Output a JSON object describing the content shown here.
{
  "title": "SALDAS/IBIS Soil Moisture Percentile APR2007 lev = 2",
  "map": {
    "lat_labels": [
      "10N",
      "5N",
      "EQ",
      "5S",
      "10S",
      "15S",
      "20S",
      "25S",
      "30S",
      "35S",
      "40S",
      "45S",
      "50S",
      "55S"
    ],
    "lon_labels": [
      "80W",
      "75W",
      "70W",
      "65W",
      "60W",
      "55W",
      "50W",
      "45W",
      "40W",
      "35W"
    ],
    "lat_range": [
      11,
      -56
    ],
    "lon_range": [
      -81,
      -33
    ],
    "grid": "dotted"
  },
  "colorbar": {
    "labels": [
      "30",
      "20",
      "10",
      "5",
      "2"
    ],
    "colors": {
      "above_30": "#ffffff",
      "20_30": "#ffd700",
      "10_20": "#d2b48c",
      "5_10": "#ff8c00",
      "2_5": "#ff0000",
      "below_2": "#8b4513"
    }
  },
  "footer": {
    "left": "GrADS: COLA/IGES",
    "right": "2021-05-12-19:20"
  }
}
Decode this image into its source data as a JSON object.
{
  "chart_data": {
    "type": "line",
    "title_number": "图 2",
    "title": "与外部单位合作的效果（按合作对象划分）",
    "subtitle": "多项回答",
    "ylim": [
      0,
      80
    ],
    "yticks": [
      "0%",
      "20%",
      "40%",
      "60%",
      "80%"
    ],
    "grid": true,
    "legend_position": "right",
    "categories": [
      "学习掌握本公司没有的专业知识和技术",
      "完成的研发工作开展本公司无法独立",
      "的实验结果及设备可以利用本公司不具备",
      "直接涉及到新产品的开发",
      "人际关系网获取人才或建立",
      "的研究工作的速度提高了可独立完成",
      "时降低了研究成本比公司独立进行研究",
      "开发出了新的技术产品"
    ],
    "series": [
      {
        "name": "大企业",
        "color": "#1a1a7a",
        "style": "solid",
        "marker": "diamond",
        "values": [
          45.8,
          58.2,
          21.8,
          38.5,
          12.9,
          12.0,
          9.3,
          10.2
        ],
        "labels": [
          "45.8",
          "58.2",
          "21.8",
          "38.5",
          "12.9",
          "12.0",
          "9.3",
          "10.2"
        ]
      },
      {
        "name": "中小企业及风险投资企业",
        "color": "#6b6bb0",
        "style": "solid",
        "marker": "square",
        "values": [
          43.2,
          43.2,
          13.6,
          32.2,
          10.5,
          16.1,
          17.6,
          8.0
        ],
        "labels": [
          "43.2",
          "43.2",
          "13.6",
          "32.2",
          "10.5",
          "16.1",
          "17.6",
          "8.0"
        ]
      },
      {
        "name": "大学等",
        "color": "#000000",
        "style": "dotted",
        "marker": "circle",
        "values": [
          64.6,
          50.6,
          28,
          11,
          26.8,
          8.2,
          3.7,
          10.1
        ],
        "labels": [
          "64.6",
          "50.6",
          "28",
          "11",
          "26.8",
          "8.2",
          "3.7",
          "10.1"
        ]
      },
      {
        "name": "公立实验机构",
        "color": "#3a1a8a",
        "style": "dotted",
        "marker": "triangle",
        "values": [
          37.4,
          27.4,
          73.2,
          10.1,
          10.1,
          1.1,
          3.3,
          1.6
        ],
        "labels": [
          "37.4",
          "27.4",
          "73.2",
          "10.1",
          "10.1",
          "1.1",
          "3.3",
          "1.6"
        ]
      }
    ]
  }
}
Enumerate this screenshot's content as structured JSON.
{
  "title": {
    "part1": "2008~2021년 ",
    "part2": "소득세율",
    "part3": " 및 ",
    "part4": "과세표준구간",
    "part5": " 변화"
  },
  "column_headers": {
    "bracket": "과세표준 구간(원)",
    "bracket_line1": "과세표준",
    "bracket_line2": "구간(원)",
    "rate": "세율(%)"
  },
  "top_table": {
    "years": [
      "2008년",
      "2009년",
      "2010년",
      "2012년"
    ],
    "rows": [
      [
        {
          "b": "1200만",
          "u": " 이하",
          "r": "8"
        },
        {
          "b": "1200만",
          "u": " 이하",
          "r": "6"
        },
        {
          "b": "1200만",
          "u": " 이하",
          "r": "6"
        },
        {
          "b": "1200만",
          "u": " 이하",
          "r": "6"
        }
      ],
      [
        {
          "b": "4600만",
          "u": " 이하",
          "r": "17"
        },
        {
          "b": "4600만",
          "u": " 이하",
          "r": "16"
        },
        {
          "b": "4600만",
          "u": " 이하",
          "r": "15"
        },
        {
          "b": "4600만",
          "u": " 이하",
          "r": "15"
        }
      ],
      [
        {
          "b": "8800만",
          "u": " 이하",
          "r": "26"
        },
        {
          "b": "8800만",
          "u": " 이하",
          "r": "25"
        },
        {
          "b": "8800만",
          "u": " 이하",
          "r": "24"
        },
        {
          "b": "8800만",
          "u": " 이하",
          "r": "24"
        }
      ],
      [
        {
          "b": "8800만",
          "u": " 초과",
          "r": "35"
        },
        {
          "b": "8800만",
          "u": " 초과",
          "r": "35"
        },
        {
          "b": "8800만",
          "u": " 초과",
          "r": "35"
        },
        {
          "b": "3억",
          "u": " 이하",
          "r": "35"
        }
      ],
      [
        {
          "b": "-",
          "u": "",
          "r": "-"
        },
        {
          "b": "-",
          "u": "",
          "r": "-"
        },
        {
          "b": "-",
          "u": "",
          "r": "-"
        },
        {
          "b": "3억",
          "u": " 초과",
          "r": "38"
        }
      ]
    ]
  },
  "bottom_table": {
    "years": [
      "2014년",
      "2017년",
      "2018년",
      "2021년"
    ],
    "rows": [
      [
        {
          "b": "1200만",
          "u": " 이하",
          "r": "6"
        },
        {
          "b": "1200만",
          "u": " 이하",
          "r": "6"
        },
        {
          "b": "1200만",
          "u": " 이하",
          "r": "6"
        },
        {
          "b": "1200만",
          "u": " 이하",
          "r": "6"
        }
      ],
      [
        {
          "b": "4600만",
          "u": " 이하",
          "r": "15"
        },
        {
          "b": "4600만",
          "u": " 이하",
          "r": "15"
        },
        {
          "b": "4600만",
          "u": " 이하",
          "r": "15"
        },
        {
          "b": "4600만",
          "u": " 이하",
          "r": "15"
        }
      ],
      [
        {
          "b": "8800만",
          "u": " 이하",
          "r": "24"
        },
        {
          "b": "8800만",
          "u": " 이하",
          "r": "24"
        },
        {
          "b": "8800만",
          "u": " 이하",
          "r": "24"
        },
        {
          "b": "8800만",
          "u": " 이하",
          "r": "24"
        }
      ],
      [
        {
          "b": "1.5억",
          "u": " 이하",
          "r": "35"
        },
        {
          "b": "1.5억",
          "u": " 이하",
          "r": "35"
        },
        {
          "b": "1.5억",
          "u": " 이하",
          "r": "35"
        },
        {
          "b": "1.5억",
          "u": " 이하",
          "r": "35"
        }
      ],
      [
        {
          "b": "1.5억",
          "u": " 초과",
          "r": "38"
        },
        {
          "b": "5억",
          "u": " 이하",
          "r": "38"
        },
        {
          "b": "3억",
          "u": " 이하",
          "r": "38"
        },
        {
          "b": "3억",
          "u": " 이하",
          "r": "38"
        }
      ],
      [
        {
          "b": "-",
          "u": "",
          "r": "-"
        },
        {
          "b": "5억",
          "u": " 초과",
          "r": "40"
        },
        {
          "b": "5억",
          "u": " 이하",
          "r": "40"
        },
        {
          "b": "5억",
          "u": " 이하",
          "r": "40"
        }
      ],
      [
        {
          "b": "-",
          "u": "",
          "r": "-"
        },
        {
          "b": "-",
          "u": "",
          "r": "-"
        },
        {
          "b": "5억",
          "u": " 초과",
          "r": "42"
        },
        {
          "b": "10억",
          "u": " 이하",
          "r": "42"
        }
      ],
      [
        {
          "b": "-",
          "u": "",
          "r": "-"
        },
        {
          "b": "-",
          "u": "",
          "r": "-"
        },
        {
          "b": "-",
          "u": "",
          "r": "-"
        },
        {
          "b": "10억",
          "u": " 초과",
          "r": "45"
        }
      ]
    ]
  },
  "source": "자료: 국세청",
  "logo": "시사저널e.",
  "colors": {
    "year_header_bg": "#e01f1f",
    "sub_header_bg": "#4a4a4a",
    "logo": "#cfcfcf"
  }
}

:::

Exercise:
Read the data above and pull out each line that holds the string "content".

Response:
Output a JSON object describing the content shown here.
Enumerate this screenshot's content as structured JSON.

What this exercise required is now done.